Problem to work on – Please set down all the lines beneath this one exactly, without the pictures.

Task data –
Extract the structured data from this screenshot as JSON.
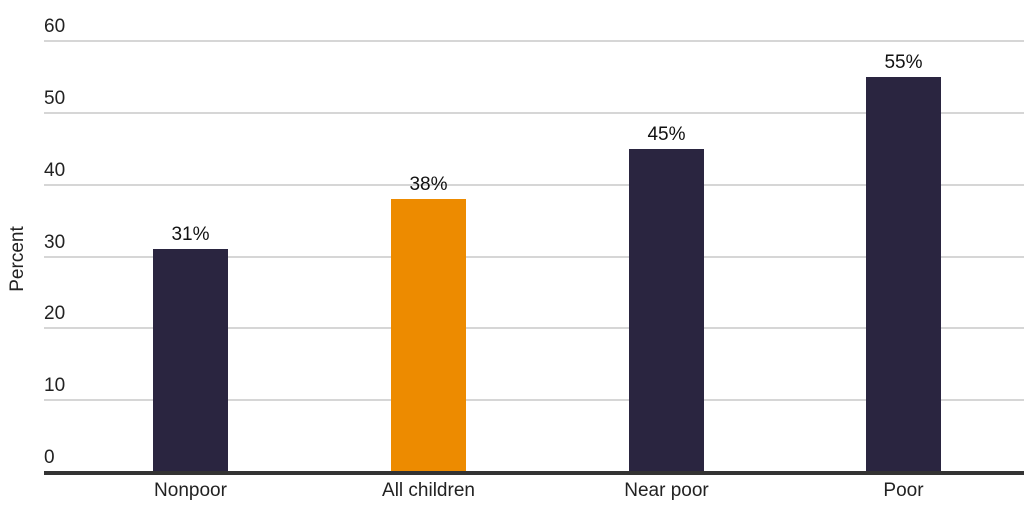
{
  "chart_data": {
    "type": "bar",
    "title": "",
    "xlabel": "",
    "ylabel": "Percent",
    "ylim": [
      0,
      60
    ],
    "yticks": [
      "0",
      "10",
      "20",
      "30",
      "40",
      "50",
      "60"
    ],
    "grid": true,
    "legend": null,
    "categories": [
      "Nonpoor",
      "All children",
      "Near poor",
      "Poor"
    ],
    "values": [
      31,
      38,
      45,
      55
    ],
    "value_labels": [
      "31%",
      "38%",
      "45%",
      "55%"
    ],
    "colors": [
      "#2a2540",
      "#ed8b00",
      "#2a2540",
      "#2a2540"
    ]
  }
}
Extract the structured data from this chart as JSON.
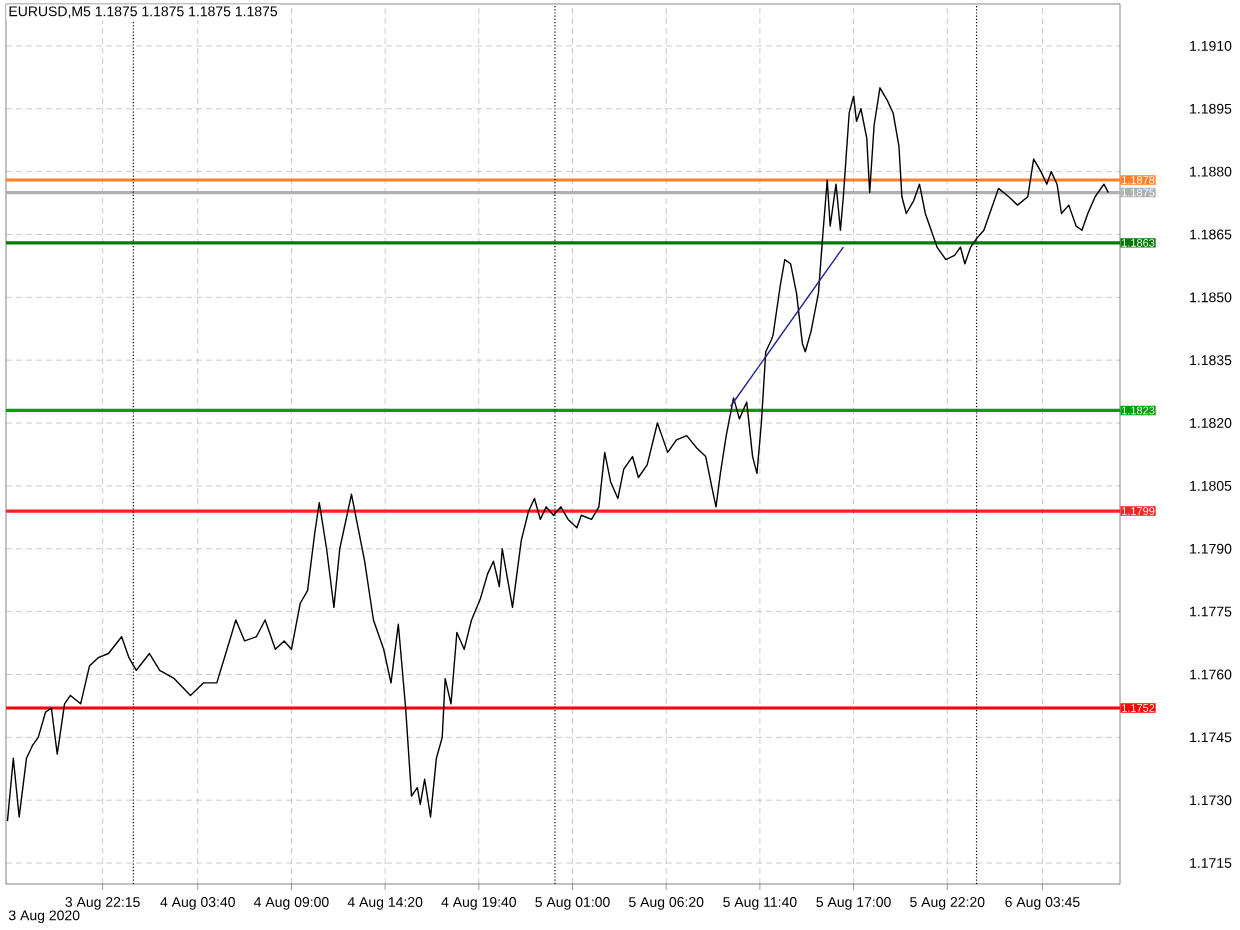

Task solution –
Extract the structured data from this screenshot as JSON.
{
  "chart_data": {
    "type": "bar",
    "title": "",
    "xlabel": "",
    "ylabel": "Percent",
    "ylim": [
      0,
      60
    ],
    "yticks": [
      "0",
      "10",
      "20",
      "30",
      "40",
      "50",
      "60"
    ],
    "grid": true,
    "legend": null,
    "categories": [
      "Nonpoor",
      "All children",
      "Near poor",
      "Poor"
    ],
    "values": [
      31,
      38,
      45,
      55
    ],
    "value_labels": [
      "31%",
      "38%",
      "45%",
      "55%"
    ],
    "colors": [
      "#2a2540",
      "#ed8b00",
      "#2a2540",
      "#2a2540"
    ]
  }
}
Extract the structured data from this chart as JSON.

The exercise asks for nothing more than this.